■ **Task instructions**
Where a line holds the word "Tage", copy that line.

---------- Supplied data ----------

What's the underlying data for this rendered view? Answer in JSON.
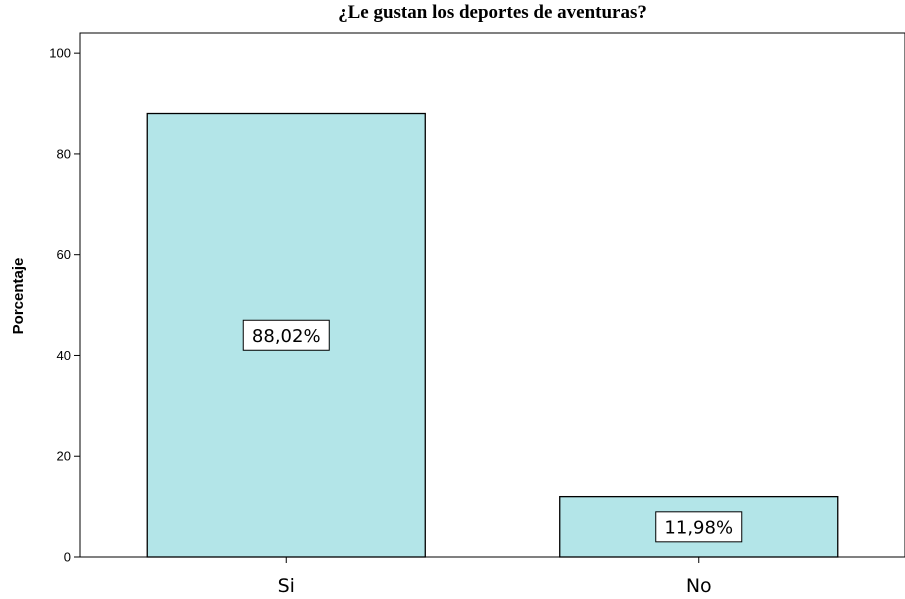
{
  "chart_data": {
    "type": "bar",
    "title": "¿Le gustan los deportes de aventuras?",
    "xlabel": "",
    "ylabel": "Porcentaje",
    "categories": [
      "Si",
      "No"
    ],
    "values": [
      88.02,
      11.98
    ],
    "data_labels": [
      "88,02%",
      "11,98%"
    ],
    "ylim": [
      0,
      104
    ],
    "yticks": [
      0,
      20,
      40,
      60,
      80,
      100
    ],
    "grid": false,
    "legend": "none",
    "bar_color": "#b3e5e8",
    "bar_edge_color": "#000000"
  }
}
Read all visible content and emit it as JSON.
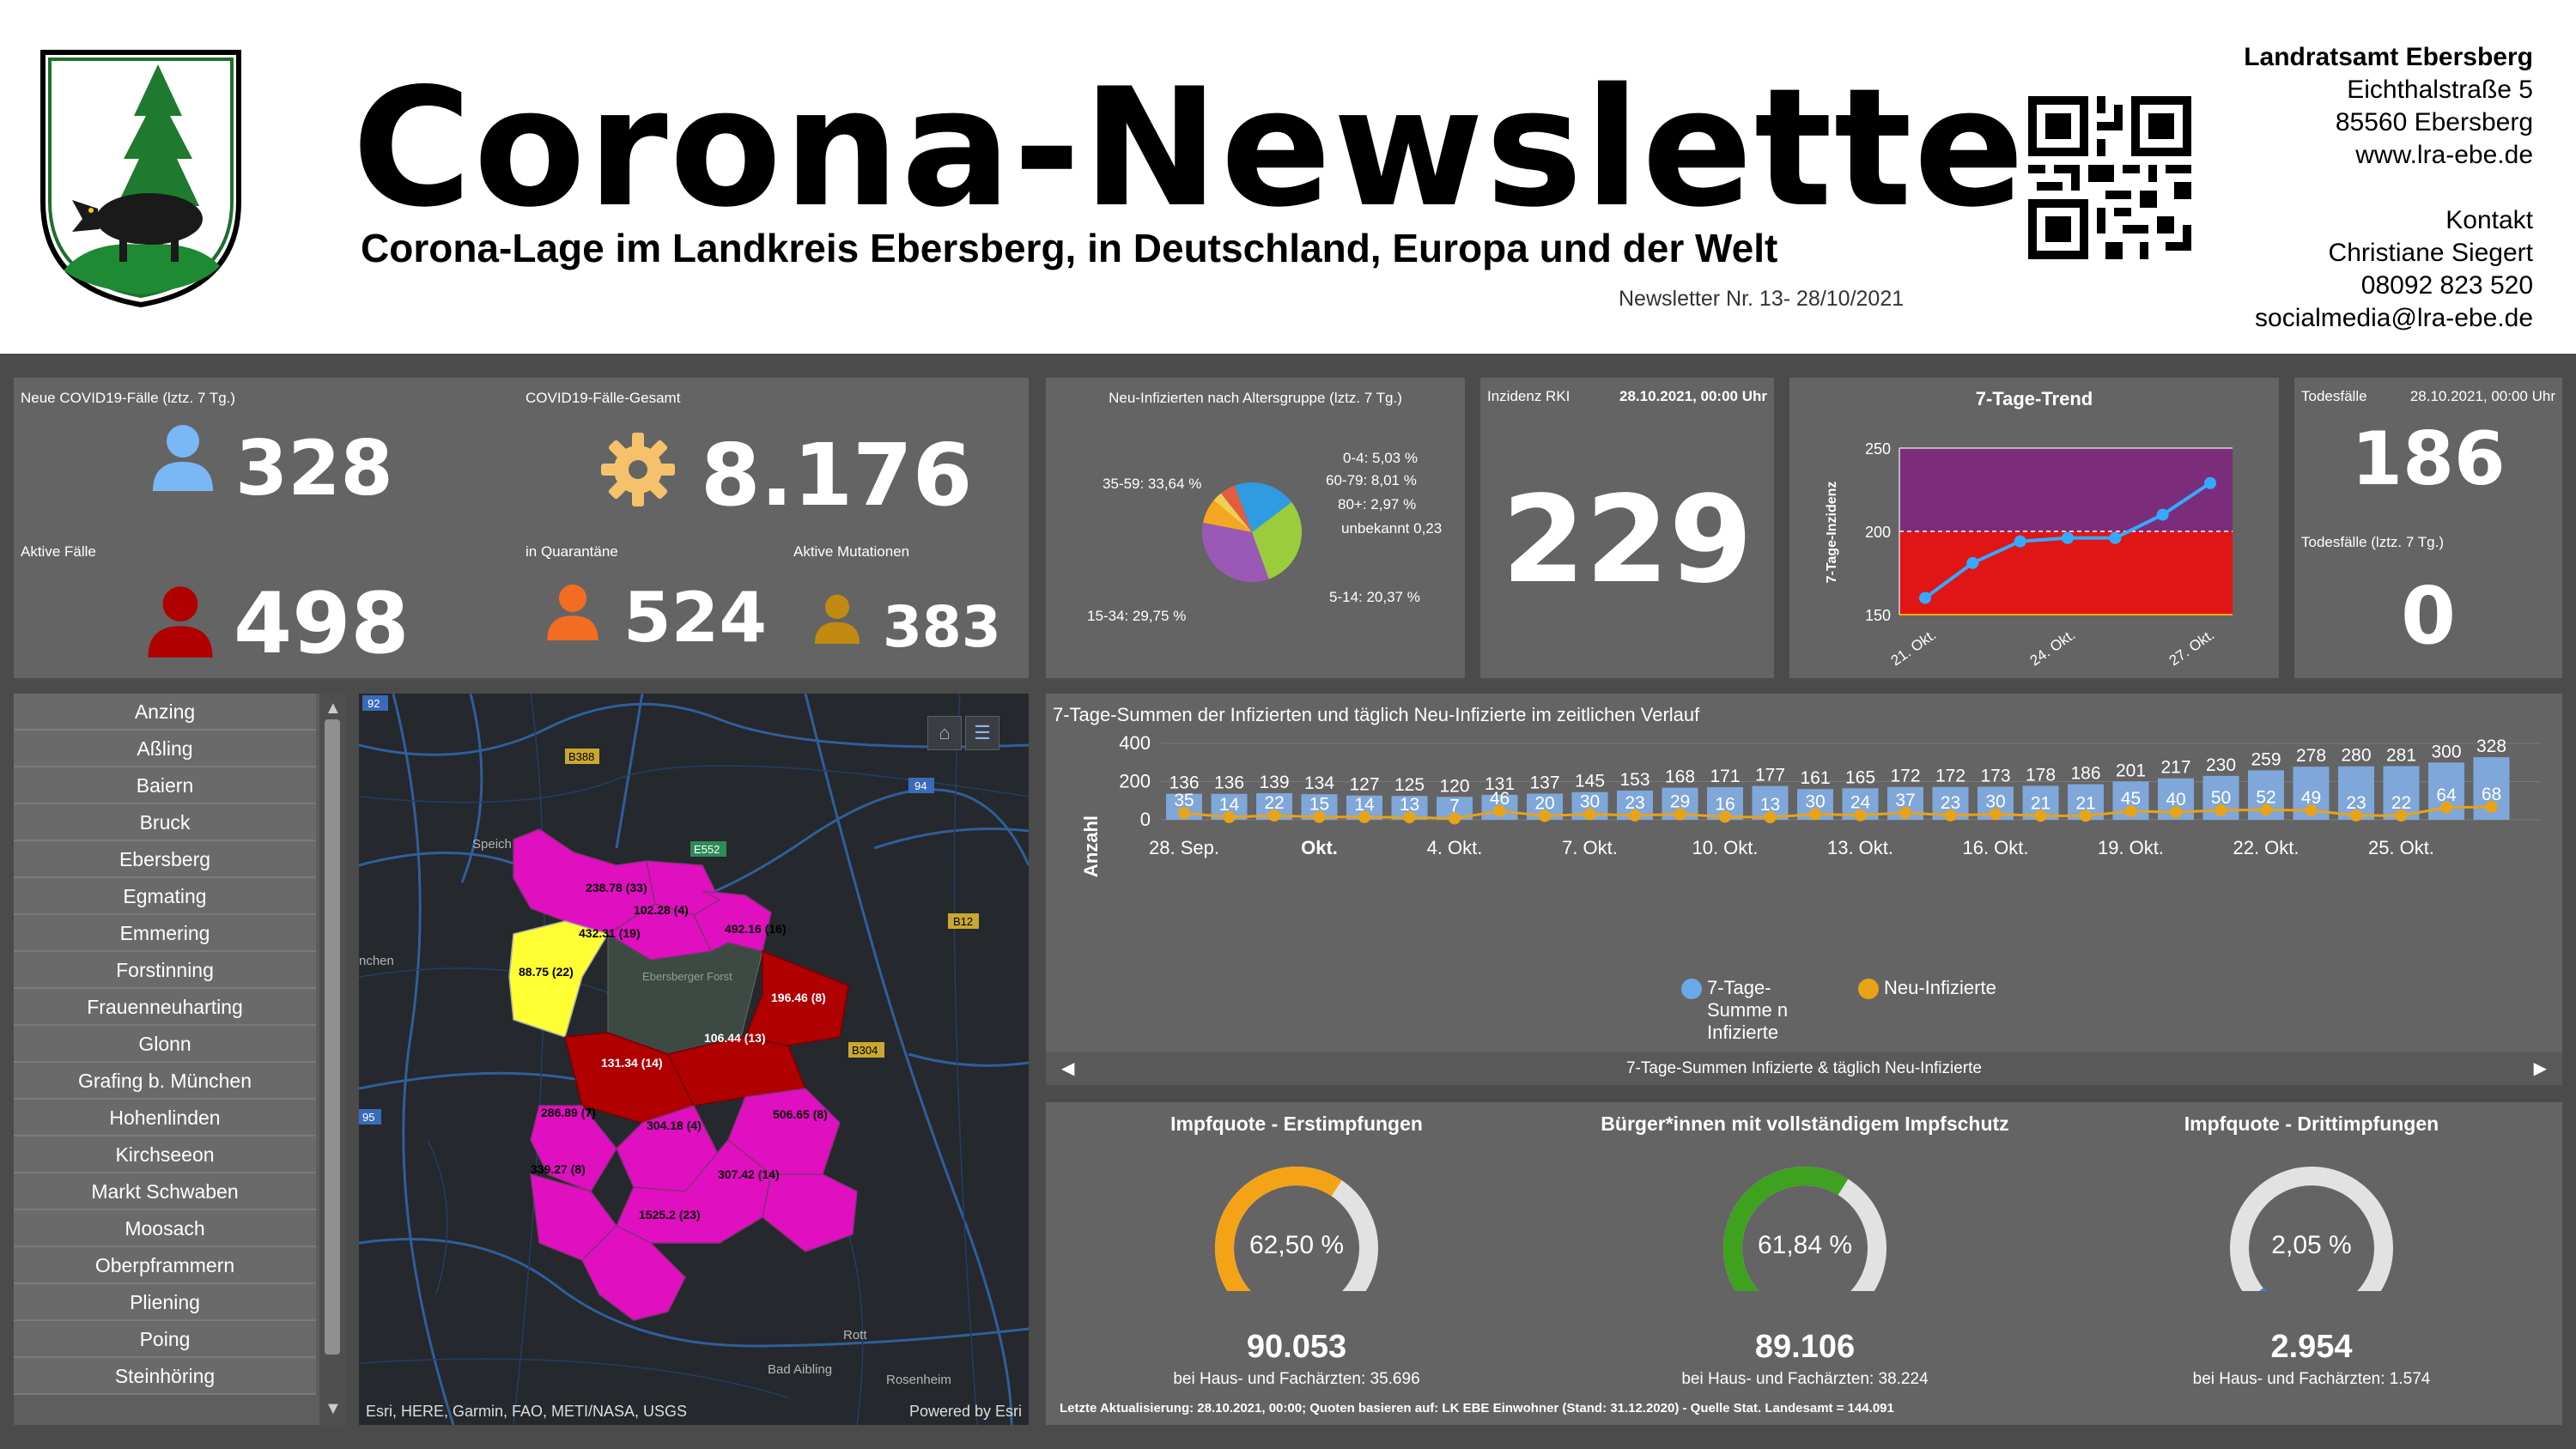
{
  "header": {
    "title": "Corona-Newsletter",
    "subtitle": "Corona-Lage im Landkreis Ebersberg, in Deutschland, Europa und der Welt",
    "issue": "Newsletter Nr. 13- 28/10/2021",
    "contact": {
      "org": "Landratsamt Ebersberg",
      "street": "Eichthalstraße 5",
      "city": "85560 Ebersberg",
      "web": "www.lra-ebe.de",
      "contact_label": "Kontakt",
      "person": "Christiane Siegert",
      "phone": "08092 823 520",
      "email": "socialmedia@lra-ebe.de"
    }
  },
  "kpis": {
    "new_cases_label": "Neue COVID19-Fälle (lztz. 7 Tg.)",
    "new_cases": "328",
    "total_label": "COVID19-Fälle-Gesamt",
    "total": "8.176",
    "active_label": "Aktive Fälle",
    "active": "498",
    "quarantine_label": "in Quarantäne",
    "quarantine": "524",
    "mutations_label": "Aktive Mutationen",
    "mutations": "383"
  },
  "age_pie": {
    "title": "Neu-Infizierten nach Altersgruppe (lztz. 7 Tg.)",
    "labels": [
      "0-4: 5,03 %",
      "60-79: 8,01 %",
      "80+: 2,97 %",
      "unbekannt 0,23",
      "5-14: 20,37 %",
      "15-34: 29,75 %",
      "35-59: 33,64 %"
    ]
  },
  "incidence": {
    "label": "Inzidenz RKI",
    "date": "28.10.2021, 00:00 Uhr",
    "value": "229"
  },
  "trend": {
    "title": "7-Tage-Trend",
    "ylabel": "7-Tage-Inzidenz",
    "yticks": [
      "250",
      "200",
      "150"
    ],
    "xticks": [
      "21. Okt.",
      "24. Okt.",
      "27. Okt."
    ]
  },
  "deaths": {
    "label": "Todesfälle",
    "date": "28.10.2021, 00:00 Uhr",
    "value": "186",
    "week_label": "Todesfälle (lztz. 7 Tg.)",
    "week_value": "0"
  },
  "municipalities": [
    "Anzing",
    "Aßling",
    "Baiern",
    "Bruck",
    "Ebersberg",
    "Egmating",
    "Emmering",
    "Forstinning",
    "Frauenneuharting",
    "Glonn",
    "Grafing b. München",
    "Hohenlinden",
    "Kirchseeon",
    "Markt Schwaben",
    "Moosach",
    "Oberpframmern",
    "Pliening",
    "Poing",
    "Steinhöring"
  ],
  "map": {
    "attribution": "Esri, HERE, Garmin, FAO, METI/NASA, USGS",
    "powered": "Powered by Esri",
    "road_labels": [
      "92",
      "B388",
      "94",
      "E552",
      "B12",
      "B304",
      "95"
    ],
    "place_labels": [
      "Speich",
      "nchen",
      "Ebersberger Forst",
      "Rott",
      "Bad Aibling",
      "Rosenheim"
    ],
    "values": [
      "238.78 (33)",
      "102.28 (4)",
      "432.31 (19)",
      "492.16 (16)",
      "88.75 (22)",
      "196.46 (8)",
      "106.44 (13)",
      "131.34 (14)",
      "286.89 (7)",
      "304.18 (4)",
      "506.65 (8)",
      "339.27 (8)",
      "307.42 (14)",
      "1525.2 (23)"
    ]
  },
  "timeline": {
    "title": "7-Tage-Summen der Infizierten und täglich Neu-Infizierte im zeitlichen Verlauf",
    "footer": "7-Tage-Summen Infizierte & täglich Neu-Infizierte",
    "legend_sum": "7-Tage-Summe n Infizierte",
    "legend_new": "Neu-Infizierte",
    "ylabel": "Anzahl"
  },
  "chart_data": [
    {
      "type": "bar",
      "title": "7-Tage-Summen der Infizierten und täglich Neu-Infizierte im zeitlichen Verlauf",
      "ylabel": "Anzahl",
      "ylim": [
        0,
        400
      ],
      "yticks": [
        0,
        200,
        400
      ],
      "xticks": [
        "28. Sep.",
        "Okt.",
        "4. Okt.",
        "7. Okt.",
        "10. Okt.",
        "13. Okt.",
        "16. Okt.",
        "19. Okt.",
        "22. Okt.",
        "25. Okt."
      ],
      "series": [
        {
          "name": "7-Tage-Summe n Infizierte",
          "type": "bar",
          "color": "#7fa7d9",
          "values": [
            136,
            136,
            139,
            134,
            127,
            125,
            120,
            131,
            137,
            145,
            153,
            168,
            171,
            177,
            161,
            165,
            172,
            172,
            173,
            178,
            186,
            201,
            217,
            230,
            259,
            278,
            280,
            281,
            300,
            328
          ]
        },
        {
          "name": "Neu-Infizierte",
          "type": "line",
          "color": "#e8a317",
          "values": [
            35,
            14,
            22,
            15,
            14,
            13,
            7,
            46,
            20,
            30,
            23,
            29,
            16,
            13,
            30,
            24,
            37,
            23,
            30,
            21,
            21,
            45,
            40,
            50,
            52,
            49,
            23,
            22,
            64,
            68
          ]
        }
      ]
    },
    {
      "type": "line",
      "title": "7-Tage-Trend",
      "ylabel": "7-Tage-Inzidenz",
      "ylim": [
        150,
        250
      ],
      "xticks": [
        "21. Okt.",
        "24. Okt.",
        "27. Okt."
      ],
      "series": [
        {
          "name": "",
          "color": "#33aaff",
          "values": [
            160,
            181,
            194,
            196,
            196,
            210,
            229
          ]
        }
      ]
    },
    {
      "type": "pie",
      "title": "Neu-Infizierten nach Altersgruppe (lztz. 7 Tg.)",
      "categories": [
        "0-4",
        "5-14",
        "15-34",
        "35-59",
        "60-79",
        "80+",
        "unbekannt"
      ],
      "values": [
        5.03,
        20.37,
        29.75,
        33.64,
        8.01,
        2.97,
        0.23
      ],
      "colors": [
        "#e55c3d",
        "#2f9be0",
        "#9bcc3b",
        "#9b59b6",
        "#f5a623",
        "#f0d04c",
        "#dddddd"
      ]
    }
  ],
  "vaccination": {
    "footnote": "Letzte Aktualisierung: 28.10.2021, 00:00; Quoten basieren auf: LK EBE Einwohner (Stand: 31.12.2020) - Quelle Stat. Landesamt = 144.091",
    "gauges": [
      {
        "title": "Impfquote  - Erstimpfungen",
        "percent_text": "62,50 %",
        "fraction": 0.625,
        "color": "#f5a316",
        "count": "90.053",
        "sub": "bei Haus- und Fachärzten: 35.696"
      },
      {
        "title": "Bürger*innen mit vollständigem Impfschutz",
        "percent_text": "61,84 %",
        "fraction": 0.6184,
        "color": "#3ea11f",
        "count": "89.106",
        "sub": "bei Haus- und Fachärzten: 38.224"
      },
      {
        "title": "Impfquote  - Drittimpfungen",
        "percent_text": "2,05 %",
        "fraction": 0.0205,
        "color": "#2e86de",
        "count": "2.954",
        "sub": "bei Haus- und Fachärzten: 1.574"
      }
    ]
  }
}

----------

■ **The completed task**
    "title": "7-Tage-Trend",
    "ylabel": "7-Tage-Inzidenz",
    "title": "7-Tage-Summen der Infizierten und täglich Neu-Infizierte im zeitlichen Verlauf",
    "footer": "7-Tage-Summen Infizierte & täglich Neu-Infizierte",
    "legend_sum": "7-Tage-Summe n Infizierte",
      "title": "7-Tage-Summen der Infizierten und täglich Neu-Infizierte im zeitlichen Verlauf",
          "name": "7-Tage-Summe n Infizierte",
      "title": "7-Tage-Trend",
      "ylabel": "7-Tage-Inzidenz",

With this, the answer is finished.